### Stored data
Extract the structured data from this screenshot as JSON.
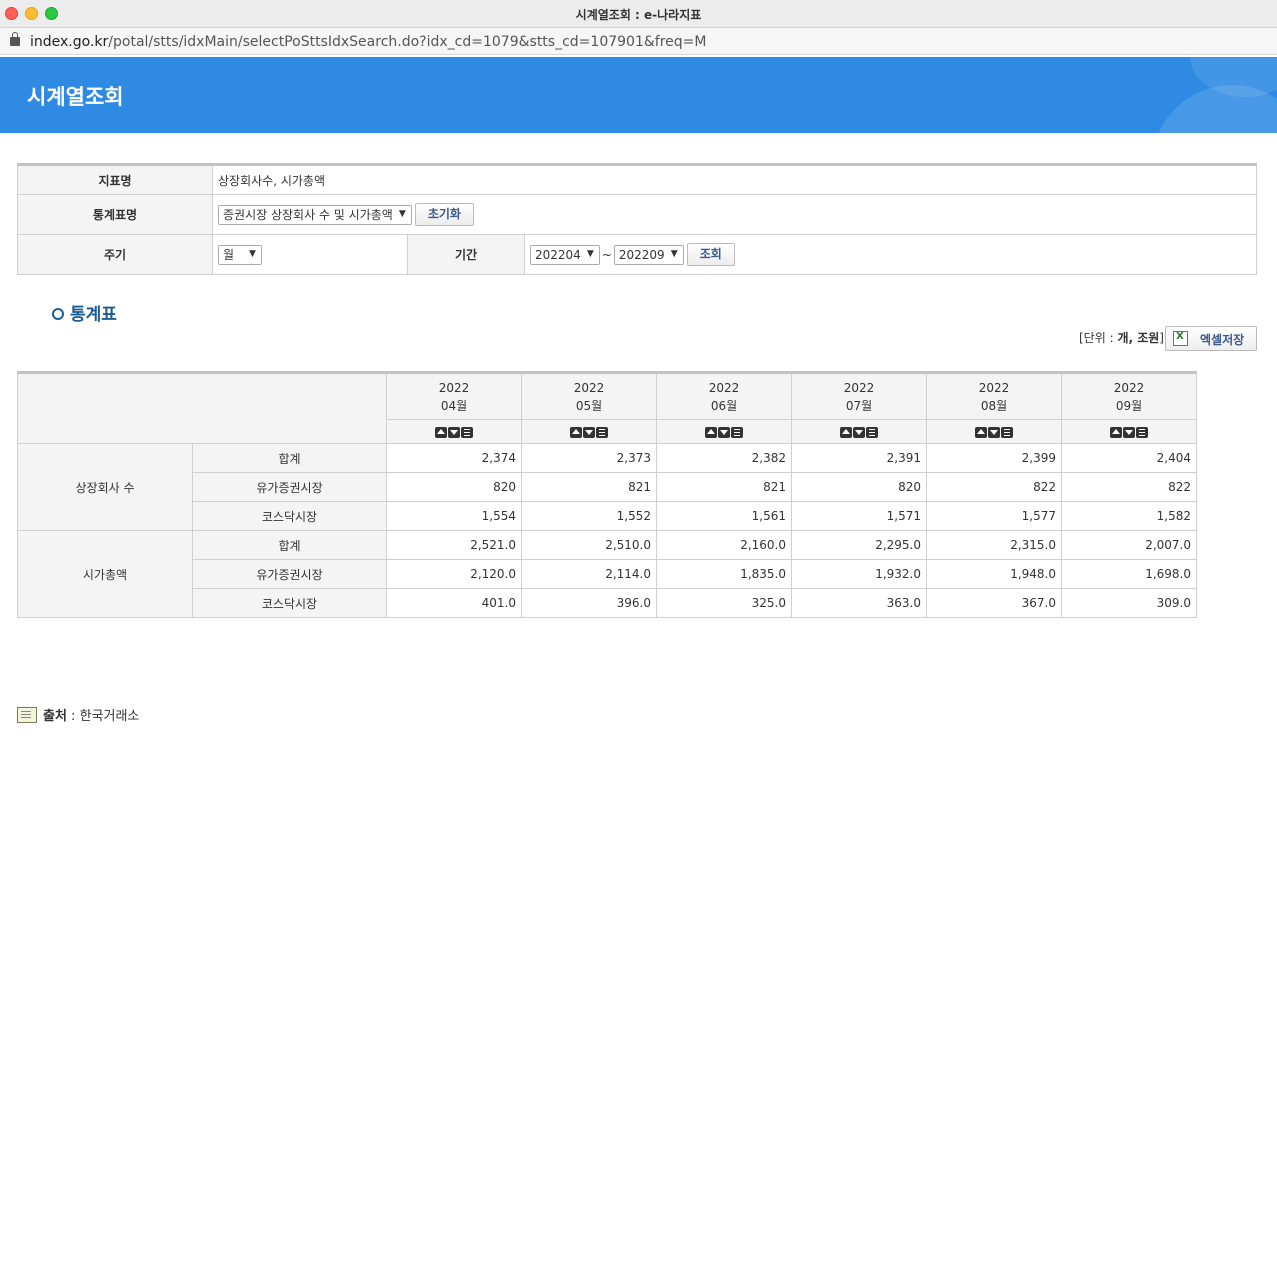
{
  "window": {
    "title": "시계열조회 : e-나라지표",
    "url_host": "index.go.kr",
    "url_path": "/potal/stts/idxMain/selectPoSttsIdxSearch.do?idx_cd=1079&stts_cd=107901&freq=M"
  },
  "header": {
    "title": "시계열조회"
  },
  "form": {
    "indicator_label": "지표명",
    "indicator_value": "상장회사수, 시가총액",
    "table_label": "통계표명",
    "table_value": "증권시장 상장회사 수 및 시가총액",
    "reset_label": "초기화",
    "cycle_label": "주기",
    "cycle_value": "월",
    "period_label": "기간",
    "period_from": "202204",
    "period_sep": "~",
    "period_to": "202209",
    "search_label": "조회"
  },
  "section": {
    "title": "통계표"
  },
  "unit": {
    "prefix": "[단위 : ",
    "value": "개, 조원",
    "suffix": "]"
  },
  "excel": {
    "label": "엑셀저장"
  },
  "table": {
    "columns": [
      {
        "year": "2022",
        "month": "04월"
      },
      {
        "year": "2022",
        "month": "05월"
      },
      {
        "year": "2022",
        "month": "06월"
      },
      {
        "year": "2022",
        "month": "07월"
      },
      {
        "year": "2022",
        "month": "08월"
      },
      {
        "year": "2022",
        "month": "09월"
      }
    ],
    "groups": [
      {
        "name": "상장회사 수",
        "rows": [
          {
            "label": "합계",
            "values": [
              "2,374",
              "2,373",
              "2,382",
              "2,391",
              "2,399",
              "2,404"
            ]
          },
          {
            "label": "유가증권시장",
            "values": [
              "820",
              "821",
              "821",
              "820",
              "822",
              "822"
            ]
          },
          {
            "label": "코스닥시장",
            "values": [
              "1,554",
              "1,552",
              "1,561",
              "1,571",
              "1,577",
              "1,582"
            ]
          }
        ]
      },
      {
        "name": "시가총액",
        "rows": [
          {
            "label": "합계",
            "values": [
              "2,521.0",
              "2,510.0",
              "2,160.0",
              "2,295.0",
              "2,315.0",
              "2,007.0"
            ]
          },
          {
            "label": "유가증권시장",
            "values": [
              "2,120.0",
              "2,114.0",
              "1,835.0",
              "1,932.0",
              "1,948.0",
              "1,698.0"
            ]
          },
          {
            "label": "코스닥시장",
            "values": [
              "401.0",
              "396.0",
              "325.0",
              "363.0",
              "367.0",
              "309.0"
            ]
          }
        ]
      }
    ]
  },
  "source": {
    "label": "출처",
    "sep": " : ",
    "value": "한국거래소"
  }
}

### Directions for this task
The data should be printed again unchanged; leave its pictures out.

### Solution to the exercise
Extract the structured data from this screenshot as JSON.
{
  "window": {
    "title": "시계열조회 : e-나라지표",
    "url_host": "index.go.kr",
    "url_path": "/potal/stts/idxMain/selectPoSttsIdxSearch.do?idx_cd=1079&stts_cd=107901&freq=M"
  },
  "header": {
    "title": "시계열조회"
  },
  "form": {
    "indicator_label": "지표명",
    "indicator_value": "상장회사수, 시가총액",
    "table_label": "통계표명",
    "table_value": "증권시장 상장회사 수 및 시가총액",
    "reset_label": "초기화",
    "cycle_label": "주기",
    "cycle_value": "월",
    "period_label": "기간",
    "period_from": "202204",
    "period_sep": "~",
    "period_to": "202209",
    "search_label": "조회"
  },
  "section": {
    "title": "통계표"
  },
  "unit": {
    "prefix": "[단위 : ",
    "value": "개, 조원",
    "suffix": "]"
  },
  "excel": {
    "label": "엑셀저장"
  },
  "table": {
    "columns": [
      {
        "year": "2022",
        "month": "04월"
      },
      {
        "year": "2022",
        "month": "05월"
      },
      {
        "year": "2022",
        "month": "06월"
      },
      {
        "year": "2022",
        "month": "07월"
      },
      {
        "year": "2022",
        "month": "08월"
      },
      {
        "year": "2022",
        "month": "09월"
      }
    ],
    "groups": [
      {
        "name": "상장회사 수",
        "rows": [
          {
            "label": "합계",
            "values": [
              "2,374",
              "2,373",
              "2,382",
              "2,391",
              "2,399",
              "2,404"
            ]
          },
          {
            "label": "유가증권시장",
            "values": [
              "820",
              "821",
              "821",
              "820",
              "822",
              "822"
            ]
          },
          {
            "label": "코스닥시장",
            "values": [
              "1,554",
              "1,552",
              "1,561",
              "1,571",
              "1,577",
              "1,582"
            ]
          }
        ]
      },
      {
        "name": "시가총액",
        "rows": [
          {
            "label": "합계",
            "values": [
              "2,521.0",
              "2,510.0",
              "2,160.0",
              "2,295.0",
              "2,315.0",
              "2,007.0"
            ]
          },
          {
            "label": "유가증권시장",
            "values": [
              "2,120.0",
              "2,114.0",
              "1,835.0",
              "1,932.0",
              "1,948.0",
              "1,698.0"
            ]
          },
          {
            "label": "코스닥시장",
            "values": [
              "401.0",
              "396.0",
              "325.0",
              "363.0",
              "367.0",
              "309.0"
            ]
          }
        ]
      }
    ]
  },
  "source": {
    "label": "출처",
    "sep": " : ",
    "value": "한국거래소"
  }
}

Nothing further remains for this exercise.